Directions | Without the images, write out all of the following entries exactly.

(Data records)

----------

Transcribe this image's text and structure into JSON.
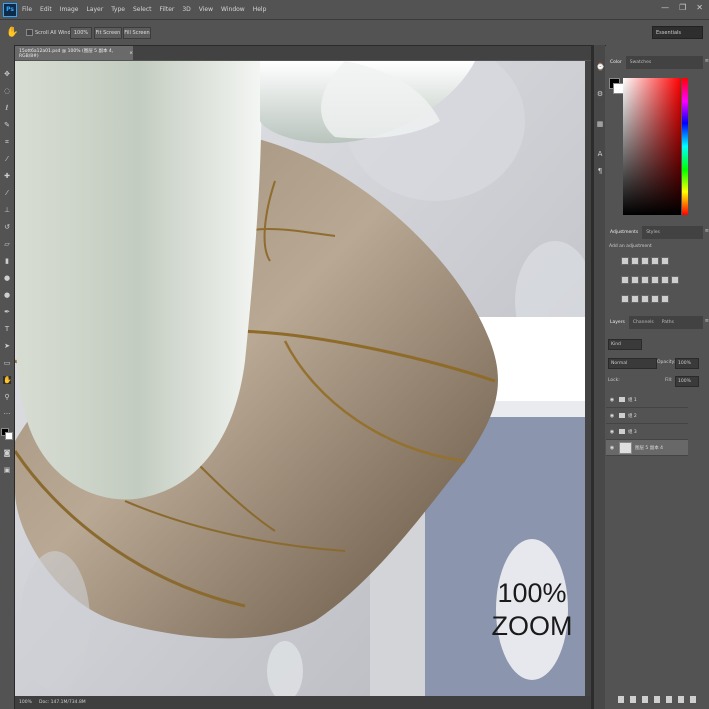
{
  "app": {
    "logo": "Ps"
  },
  "menu": [
    "File",
    "Edit",
    "Image",
    "Layer",
    "Type",
    "Select",
    "Filter",
    "3D",
    "View",
    "Window",
    "Help"
  ],
  "window_controls": {
    "minimize": "—",
    "maximize": "❐",
    "close": "✕"
  },
  "options_bar": {
    "scroll_all_label": "Scroll All Windows",
    "btn_100": "100%",
    "btn_fit": "Fit Screen",
    "btn_fill": "Fill Screen",
    "workspace": "Essentials"
  },
  "document": {
    "tab_title": "15ott6a12a01.psd @ 100% (图层 5 副本 4, RGB/8#)",
    "close": "×"
  },
  "status": {
    "zoom": "100%",
    "doc": "Doc: 147.1M/734.8M"
  },
  "panels": {
    "color_tabs": [
      "Color",
      "Swatches"
    ],
    "adjust_tabs": [
      "Adjustments",
      "Styles"
    ],
    "add_adjustment": "Add an adjustment",
    "layers_tabs": [
      "Layers",
      "Channels",
      "Paths"
    ],
    "kind": "Kind",
    "blend_mode": "Normal",
    "opacity_label": "Opacity:",
    "opacity": "100%",
    "lock_label": "Lock:",
    "fill_label": "Fill:",
    "fill": "100%",
    "layers": [
      {
        "name": "组 1",
        "type": "group",
        "selected": false
      },
      {
        "name": "组 2",
        "type": "group",
        "selected": false
      },
      {
        "name": "组 3",
        "type": "group",
        "selected": false
      },
      {
        "name": "图层 5 副本 4",
        "type": "layer",
        "selected": true
      }
    ]
  },
  "overlay": {
    "line1": "100%",
    "line2": "ZOOM"
  },
  "icons": {
    "hand": "hand-icon",
    "eye": "eye-icon",
    "menu": "panel-menu-icon"
  }
}
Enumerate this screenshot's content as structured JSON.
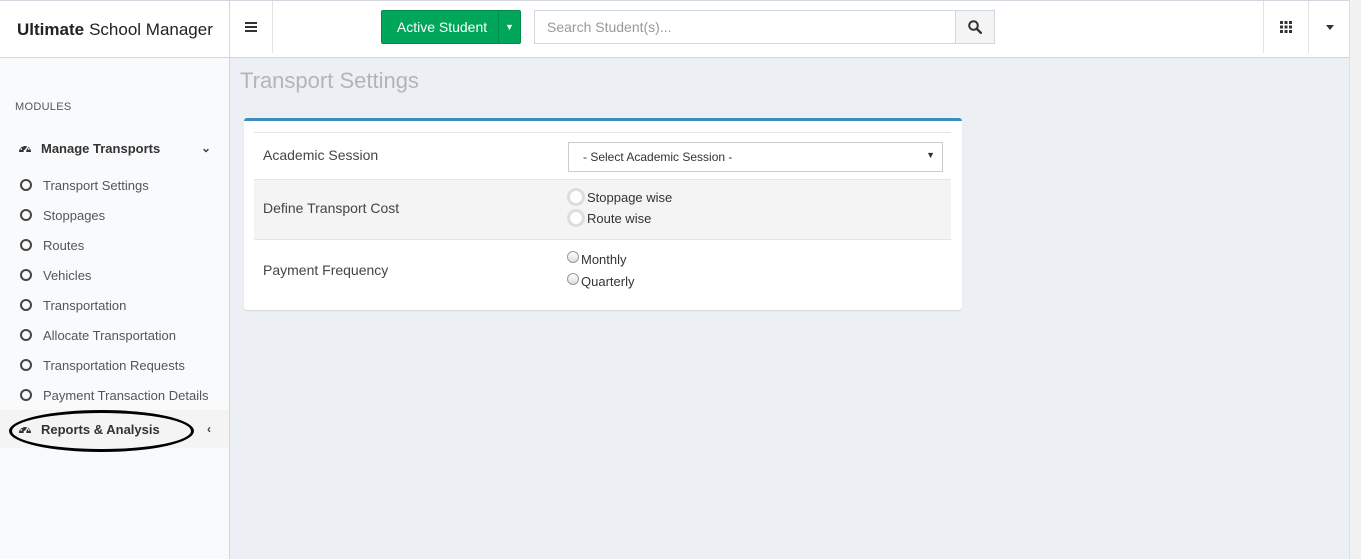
{
  "header": {
    "brand_bold": "Ultimate",
    "brand_rest": "School Manager",
    "active_student_label": "Active Student",
    "search_placeholder": "Search Student(s)..."
  },
  "sidebar": {
    "section_label": "MODULES",
    "group": {
      "label": "Manage Transports",
      "icon": "dashboard-icon"
    },
    "items": [
      {
        "label": "Transport Settings"
      },
      {
        "label": "Stoppages"
      },
      {
        "label": "Routes"
      },
      {
        "label": "Vehicles"
      },
      {
        "label": "Transportation"
      },
      {
        "label": "Allocate Transportation"
      },
      {
        "label": "Transportation Requests"
      },
      {
        "label": "Payment Transaction Details"
      }
    ],
    "reports": {
      "label": "Reports & Analysis",
      "icon": "dashboard-icon"
    }
  },
  "main": {
    "page_title": "Transport Settings",
    "form": {
      "academic_session_label": "Academic Session",
      "academic_session_value": "- Select Academic Session -",
      "transport_cost_label": "Define Transport Cost",
      "transport_cost_options": [
        "Stoppage wise",
        "Route wise"
      ],
      "payment_frequency_label": "Payment Frequency",
      "payment_frequency_options": [
        "Monthly",
        "Quarterly"
      ]
    }
  },
  "colors": {
    "accent_green": "#00a65a",
    "box_top_border": "#3c8dbc",
    "content_background": "#ecf0f5"
  }
}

----------

Result below |
Transcribe this image's text and structure into JSON.
{
  "app": {
    "logo": "Ps"
  },
  "menu": [
    "File",
    "Edit",
    "Image",
    "Layer",
    "Type",
    "Select",
    "Filter",
    "3D",
    "View",
    "Window",
    "Help"
  ],
  "window_controls": {
    "minimize": "—",
    "maximize": "❐",
    "close": "✕"
  },
  "options_bar": {
    "scroll_all_label": "Scroll All Windows",
    "btn_100": "100%",
    "btn_fit": "Fit Screen",
    "btn_fill": "Fill Screen",
    "workspace": "Essentials"
  },
  "document": {
    "tab_title": "15ott6a12a01.psd @ 100% (图层 5 副本 4, RGB/8#)",
    "close": "×"
  },
  "status": {
    "zoom": "100%",
    "doc": "Doc: 147.1M/734.8M"
  },
  "panels": {
    "color_tabs": [
      "Color",
      "Swatches"
    ],
    "adjust_tabs": [
      "Adjustments",
      "Styles"
    ],
    "add_adjustment": "Add an adjustment",
    "layers_tabs": [
      "Layers",
      "Channels",
      "Paths"
    ],
    "kind": "Kind",
    "blend_mode": "Normal",
    "opacity_label": "Opacity:",
    "opacity": "100%",
    "lock_label": "Lock:",
    "fill_label": "Fill:",
    "fill": "100%",
    "layers": [
      {
        "name": "组 1",
        "type": "group",
        "selected": false
      },
      {
        "name": "组 2",
        "type": "group",
        "selected": false
      },
      {
        "name": "组 3",
        "type": "group",
        "selected": false
      },
      {
        "name": "图层 5 副本 4",
        "type": "layer",
        "selected": true
      }
    ]
  },
  "overlay": {
    "line1": "100%",
    "line2": "ZOOM"
  },
  "icons": {
    "hand": "hand-icon",
    "eye": "eye-icon",
    "menu": "panel-menu-icon"
  }
}
Enumerate this screenshot's content as structured JSON.
{
  "header": {
    "brand_bold": "Ultimate",
    "brand_rest": "School Manager",
    "active_student_label": "Active Student",
    "search_placeholder": "Search Student(s)..."
  },
  "sidebar": {
    "section_label": "MODULES",
    "group": {
      "label": "Manage Transports",
      "icon": "dashboard-icon"
    },
    "items": [
      {
        "label": "Transport Settings"
      },
      {
        "label": "Stoppages"
      },
      {
        "label": "Routes"
      },
      {
        "label": "Vehicles"
      },
      {
        "label": "Transportation"
      },
      {
        "label": "Allocate Transportation"
      },
      {
        "label": "Transportation Requests"
      },
      {
        "label": "Payment Transaction Details"
      }
    ],
    "reports": {
      "label": "Reports & Analysis",
      "icon": "dashboard-icon"
    }
  },
  "main": {
    "page_title": "Transport Settings",
    "form": {
      "academic_session_label": "Academic Session",
      "academic_session_value": "- Select Academic Session -",
      "transport_cost_label": "Define Transport Cost",
      "transport_cost_options": [
        "Stoppage wise",
        "Route wise"
      ],
      "payment_frequency_label": "Payment Frequency",
      "payment_frequency_options": [
        "Monthly",
        "Quarterly"
      ]
    }
  },
  "colors": {
    "accent_green": "#00a65a",
    "box_top_border": "#3c8dbc",
    "content_background": "#ecf0f5"
  }
}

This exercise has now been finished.